:: Written exercise ::
Do not include the pictures; repeat the rest of the data exactly.

:: Data section ::
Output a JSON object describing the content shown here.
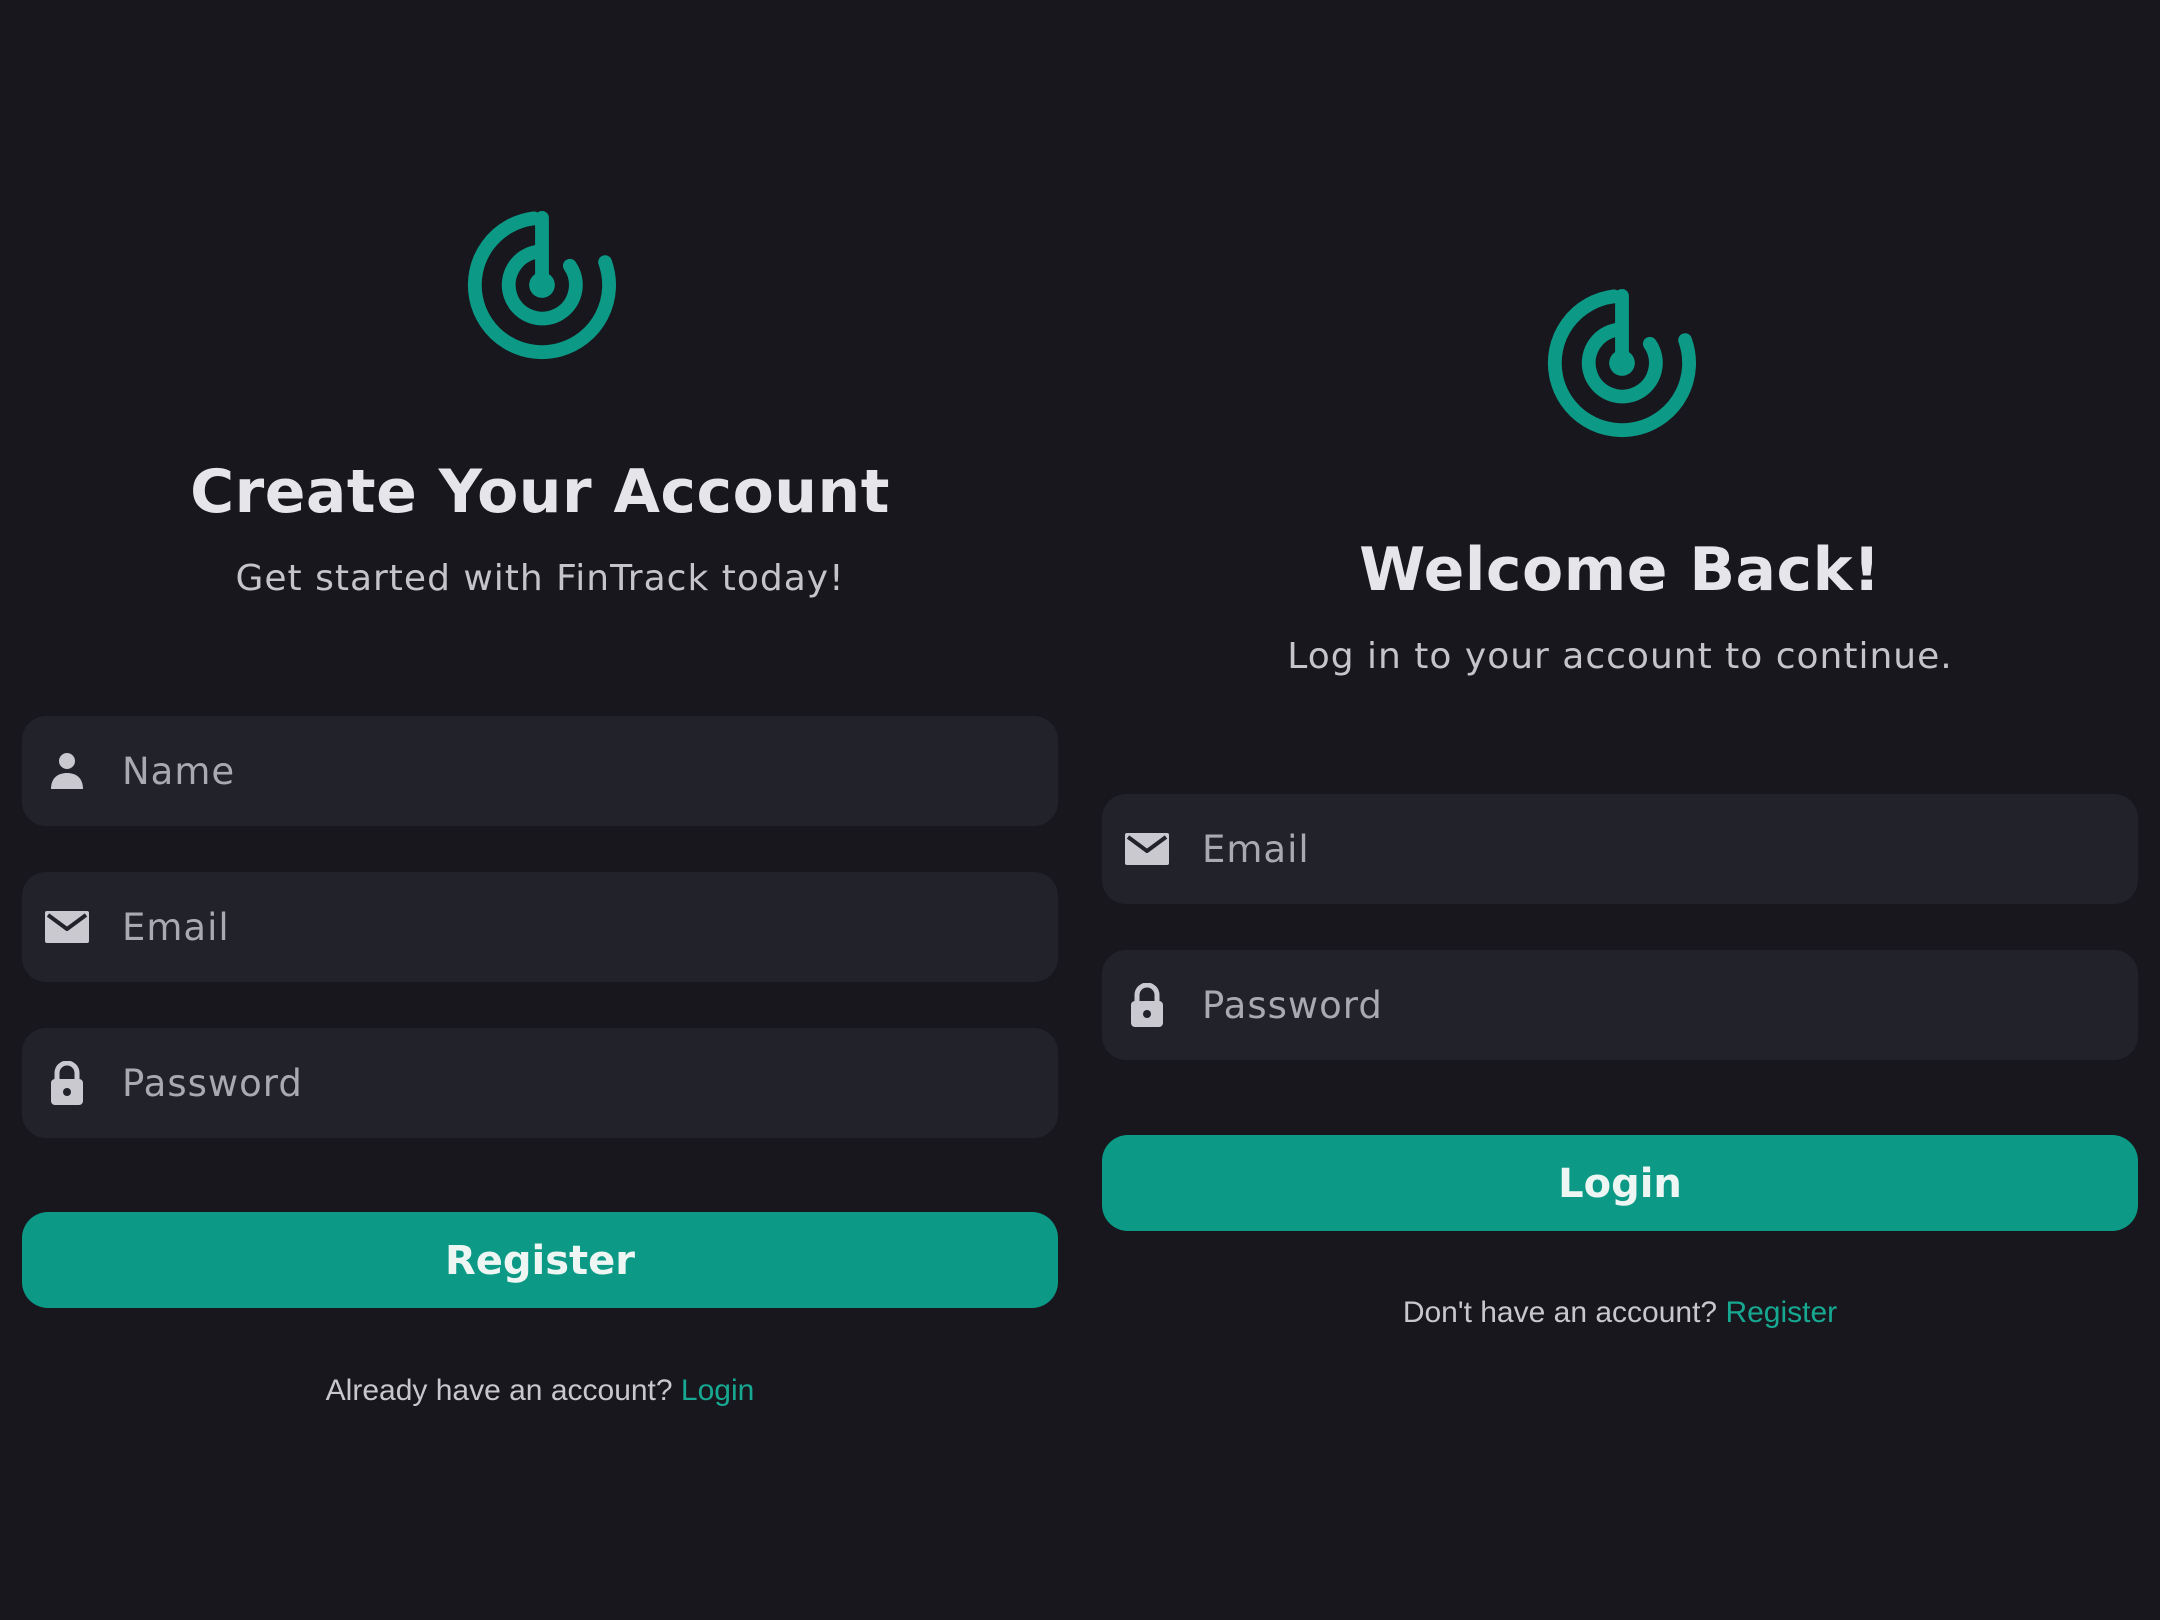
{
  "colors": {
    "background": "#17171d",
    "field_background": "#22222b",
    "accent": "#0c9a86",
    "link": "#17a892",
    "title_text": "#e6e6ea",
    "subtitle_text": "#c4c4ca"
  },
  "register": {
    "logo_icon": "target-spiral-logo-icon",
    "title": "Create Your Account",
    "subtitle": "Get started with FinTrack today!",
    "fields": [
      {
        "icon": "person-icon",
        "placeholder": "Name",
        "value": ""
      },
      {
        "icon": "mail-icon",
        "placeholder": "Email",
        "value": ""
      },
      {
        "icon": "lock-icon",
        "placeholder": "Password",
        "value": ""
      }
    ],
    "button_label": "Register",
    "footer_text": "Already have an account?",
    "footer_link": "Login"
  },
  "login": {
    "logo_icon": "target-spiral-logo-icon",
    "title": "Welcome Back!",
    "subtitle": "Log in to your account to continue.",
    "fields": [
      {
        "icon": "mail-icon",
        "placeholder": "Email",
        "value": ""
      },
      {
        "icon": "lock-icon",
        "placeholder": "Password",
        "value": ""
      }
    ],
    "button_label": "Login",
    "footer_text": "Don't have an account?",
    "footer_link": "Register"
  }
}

:: Exercise response ::
Output a JSON object describing the content shown here.
{
  "colors": {
    "background": "#17171d",
    "field_background": "#22222b",
    "accent": "#0c9a86",
    "link": "#17a892",
    "title_text": "#e6e6ea",
    "subtitle_text": "#c4c4ca"
  },
  "register": {
    "logo_icon": "target-spiral-logo-icon",
    "title": "Create Your Account",
    "subtitle": "Get started with FinTrack today!",
    "fields": [
      {
        "icon": "person-icon",
        "placeholder": "Name",
        "value": ""
      },
      {
        "icon": "mail-icon",
        "placeholder": "Email",
        "value": ""
      },
      {
        "icon": "lock-icon",
        "placeholder": "Password",
        "value": ""
      }
    ],
    "button_label": "Register",
    "footer_text": "Already have an account?",
    "footer_link": "Login"
  },
  "login": {
    "logo_icon": "target-spiral-logo-icon",
    "title": "Welcome Back!",
    "subtitle": "Log in to your account to continue.",
    "fields": [
      {
        "icon": "mail-icon",
        "placeholder": "Email",
        "value": ""
      },
      {
        "icon": "lock-icon",
        "placeholder": "Password",
        "value": ""
      }
    ],
    "button_label": "Login",
    "footer_text": "Don't have an account?",
    "footer_link": "Register"
  }
}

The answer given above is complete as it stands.